┌──

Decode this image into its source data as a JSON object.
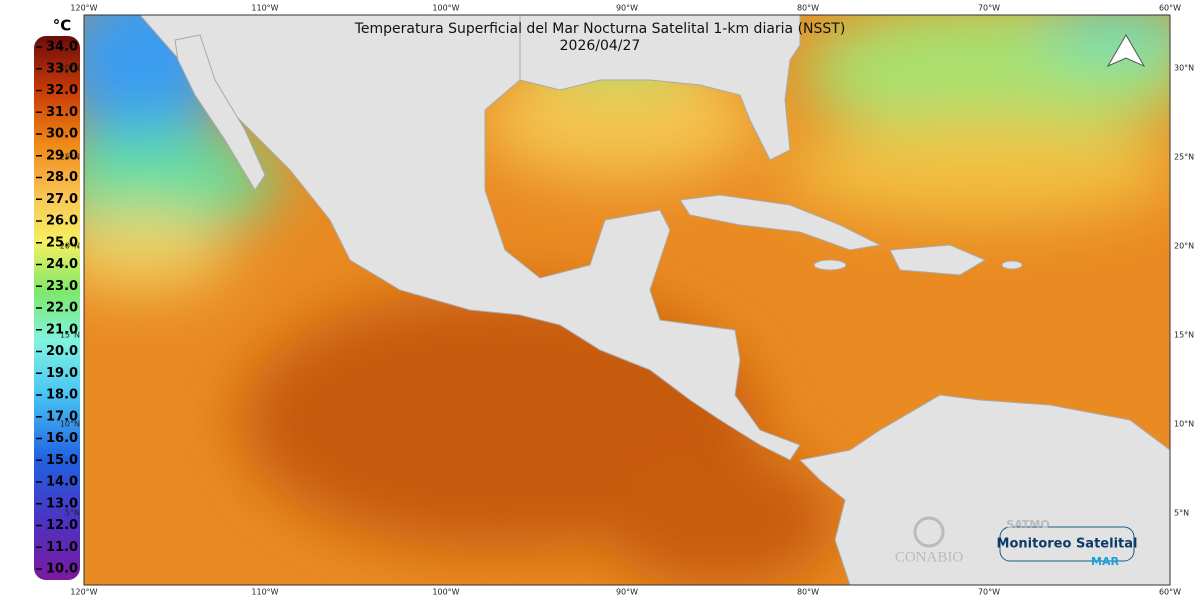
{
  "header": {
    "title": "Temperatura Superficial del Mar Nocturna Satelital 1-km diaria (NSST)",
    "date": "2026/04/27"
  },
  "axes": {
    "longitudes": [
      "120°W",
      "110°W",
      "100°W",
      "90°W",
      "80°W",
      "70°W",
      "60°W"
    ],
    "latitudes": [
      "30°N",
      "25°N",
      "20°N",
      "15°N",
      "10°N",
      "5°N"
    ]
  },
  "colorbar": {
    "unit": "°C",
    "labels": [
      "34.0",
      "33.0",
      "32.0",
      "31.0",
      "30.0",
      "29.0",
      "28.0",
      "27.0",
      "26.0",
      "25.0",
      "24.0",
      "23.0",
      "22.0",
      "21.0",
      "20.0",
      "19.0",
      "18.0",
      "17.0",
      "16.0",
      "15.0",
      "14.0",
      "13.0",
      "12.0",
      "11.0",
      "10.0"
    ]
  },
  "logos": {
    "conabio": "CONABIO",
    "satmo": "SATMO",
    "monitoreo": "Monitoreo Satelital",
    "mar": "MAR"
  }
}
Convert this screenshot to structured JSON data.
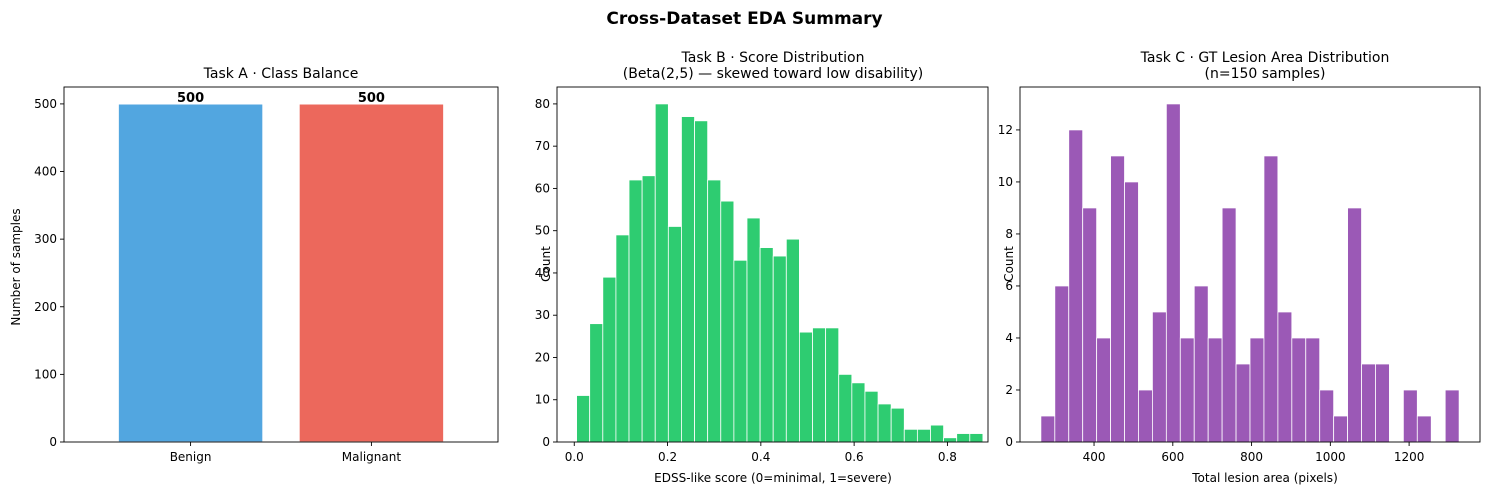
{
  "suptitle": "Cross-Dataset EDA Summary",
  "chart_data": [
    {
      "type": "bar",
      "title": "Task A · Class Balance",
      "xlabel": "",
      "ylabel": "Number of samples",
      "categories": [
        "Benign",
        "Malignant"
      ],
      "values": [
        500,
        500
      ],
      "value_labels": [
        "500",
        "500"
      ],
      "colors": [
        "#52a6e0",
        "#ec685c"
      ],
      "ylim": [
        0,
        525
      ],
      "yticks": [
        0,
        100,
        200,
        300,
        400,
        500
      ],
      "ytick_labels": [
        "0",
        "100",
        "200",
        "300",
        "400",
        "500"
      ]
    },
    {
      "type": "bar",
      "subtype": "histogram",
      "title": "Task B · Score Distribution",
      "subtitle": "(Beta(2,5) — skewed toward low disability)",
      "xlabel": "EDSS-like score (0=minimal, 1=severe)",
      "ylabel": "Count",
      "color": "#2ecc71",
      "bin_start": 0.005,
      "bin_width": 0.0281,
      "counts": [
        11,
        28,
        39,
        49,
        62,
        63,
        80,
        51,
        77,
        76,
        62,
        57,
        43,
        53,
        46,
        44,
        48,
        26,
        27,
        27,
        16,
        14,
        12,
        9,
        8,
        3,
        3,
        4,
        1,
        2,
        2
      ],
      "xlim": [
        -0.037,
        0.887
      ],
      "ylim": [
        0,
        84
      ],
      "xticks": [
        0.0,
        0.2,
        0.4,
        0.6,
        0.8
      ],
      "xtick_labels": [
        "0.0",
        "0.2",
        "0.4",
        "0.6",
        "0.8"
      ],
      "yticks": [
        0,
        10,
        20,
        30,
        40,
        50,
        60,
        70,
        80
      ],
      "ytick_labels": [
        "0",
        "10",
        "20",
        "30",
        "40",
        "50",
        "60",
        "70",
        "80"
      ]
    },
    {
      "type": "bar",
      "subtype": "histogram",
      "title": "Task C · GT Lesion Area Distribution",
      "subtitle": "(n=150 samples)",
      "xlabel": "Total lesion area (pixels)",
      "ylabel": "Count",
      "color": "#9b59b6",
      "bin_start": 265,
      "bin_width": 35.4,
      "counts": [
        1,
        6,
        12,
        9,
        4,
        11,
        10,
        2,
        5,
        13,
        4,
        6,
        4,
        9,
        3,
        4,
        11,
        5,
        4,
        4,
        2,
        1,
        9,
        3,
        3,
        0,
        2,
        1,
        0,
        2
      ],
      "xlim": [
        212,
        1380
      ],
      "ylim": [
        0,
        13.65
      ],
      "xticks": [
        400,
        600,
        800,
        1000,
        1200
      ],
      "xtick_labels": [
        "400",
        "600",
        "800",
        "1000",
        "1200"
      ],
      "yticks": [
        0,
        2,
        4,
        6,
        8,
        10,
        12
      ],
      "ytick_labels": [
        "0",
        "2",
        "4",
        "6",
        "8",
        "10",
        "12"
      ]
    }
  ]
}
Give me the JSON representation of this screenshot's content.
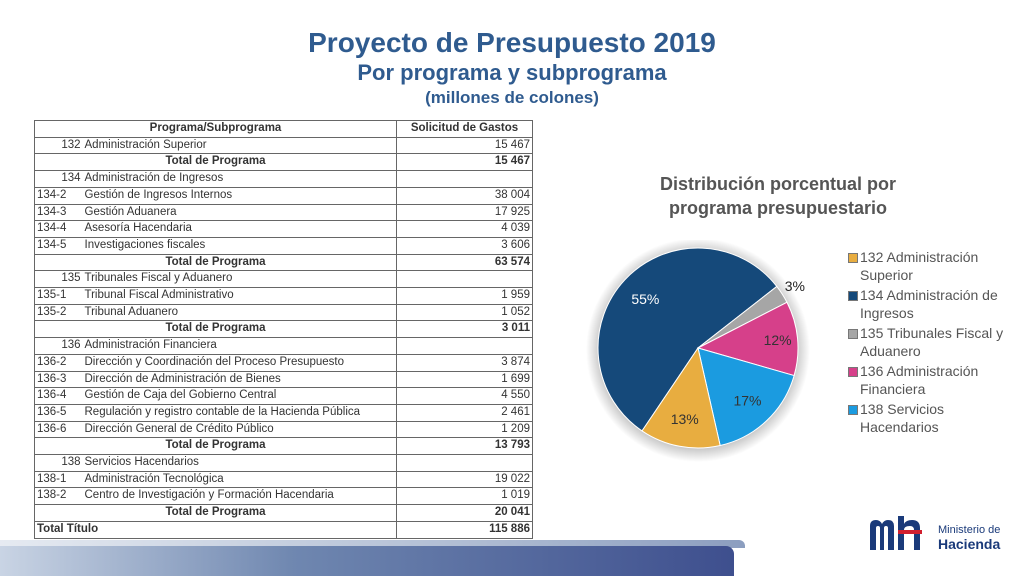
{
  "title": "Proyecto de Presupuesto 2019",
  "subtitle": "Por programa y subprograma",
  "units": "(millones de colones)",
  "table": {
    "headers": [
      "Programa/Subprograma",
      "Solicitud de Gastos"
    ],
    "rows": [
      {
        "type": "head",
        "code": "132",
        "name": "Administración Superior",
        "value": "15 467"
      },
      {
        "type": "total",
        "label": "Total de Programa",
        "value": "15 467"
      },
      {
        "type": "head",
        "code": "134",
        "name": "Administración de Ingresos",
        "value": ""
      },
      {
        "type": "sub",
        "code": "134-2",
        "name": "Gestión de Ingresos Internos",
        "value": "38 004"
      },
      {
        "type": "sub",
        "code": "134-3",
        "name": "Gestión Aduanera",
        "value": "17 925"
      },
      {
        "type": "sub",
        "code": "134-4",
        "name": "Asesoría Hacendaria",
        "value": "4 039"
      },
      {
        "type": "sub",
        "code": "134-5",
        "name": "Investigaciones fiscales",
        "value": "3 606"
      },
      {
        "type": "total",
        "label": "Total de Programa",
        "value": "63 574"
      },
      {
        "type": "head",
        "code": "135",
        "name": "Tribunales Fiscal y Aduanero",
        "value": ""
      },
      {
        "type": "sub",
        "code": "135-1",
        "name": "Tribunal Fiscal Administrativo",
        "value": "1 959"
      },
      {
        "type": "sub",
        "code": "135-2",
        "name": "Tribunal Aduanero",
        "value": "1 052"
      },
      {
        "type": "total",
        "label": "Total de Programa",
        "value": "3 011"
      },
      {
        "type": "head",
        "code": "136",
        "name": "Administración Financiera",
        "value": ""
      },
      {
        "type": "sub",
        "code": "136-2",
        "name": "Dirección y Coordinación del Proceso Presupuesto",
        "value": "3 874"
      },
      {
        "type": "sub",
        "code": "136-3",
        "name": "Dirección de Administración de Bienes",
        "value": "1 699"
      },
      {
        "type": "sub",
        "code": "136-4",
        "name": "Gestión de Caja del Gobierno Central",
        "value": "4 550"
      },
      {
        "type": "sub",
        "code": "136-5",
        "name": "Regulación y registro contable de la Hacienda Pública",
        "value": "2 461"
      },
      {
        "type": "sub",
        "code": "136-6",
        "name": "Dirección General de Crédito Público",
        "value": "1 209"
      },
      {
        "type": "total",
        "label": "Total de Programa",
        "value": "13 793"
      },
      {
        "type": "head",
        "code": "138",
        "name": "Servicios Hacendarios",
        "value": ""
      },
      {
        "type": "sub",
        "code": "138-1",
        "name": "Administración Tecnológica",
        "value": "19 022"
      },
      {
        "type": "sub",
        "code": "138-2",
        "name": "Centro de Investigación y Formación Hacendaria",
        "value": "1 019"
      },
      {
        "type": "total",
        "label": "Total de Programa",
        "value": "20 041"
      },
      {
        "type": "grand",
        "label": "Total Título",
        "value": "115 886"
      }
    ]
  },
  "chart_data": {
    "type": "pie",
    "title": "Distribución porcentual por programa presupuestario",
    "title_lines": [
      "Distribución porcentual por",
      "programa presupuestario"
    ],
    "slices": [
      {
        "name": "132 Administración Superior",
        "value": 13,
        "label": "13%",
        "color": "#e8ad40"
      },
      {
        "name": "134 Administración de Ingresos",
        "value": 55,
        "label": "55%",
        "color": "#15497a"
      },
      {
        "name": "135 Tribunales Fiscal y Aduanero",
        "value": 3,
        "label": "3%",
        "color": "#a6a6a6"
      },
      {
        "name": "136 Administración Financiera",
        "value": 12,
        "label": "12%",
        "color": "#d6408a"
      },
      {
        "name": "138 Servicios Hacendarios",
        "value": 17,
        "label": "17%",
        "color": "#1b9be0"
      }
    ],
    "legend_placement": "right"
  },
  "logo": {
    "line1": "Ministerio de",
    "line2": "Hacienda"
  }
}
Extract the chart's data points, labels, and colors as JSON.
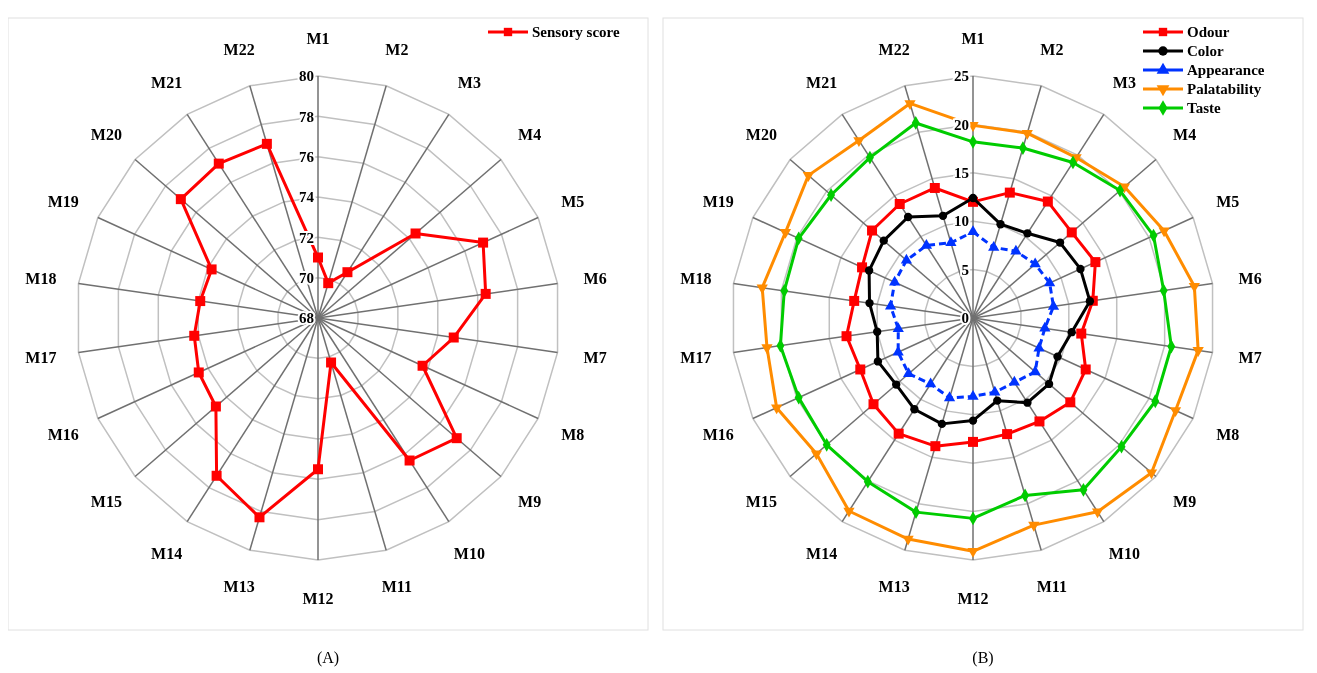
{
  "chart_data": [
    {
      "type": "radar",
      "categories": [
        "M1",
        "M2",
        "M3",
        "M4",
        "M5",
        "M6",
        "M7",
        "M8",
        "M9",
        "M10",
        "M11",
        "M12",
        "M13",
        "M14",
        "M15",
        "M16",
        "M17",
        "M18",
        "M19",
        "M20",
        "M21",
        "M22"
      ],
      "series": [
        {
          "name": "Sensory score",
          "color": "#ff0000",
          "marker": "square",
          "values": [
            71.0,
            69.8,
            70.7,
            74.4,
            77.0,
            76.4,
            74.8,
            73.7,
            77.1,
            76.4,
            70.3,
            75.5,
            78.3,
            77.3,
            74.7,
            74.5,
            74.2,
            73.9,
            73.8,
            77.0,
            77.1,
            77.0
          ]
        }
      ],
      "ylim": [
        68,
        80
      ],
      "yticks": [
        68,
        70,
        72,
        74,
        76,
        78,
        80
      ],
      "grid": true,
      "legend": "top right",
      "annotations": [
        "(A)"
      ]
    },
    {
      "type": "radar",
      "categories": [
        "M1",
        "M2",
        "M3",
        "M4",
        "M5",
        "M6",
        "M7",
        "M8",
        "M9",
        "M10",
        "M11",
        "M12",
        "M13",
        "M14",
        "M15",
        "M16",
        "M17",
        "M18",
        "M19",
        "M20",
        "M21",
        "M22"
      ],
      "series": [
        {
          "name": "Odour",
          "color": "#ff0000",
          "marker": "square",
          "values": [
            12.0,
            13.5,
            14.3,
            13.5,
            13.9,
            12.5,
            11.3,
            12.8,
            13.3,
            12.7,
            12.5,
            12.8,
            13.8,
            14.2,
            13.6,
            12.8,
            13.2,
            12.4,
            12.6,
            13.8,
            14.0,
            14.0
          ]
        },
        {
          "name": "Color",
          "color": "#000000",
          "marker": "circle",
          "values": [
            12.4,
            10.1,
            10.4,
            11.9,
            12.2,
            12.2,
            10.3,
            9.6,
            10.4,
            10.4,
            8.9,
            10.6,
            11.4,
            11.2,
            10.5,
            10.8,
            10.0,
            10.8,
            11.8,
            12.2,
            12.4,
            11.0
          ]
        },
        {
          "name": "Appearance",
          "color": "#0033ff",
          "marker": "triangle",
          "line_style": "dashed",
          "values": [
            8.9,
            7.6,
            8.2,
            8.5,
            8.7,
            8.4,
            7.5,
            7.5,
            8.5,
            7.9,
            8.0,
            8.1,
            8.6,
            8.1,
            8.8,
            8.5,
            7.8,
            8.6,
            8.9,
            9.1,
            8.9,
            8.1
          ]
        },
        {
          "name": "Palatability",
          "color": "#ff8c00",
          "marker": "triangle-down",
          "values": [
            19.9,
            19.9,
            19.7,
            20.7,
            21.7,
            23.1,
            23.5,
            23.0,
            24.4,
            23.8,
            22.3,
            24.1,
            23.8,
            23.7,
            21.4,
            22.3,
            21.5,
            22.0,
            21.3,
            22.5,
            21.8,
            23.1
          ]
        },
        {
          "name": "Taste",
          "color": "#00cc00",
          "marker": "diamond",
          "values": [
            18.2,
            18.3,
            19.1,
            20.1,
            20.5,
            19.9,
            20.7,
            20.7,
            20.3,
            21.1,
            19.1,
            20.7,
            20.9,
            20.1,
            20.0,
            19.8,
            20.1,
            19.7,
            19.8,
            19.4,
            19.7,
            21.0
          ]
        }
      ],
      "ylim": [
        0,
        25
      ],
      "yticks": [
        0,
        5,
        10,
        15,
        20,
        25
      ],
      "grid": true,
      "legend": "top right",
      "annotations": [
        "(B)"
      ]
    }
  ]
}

└──

> Stated exercise: Copy every line of the records above that holds the word "Presupuesto".

> Completed task:
  "title": "Proyecto de Presupuesto 2019",
        "name": "Dirección y Coordinación del Proceso Presupuesto",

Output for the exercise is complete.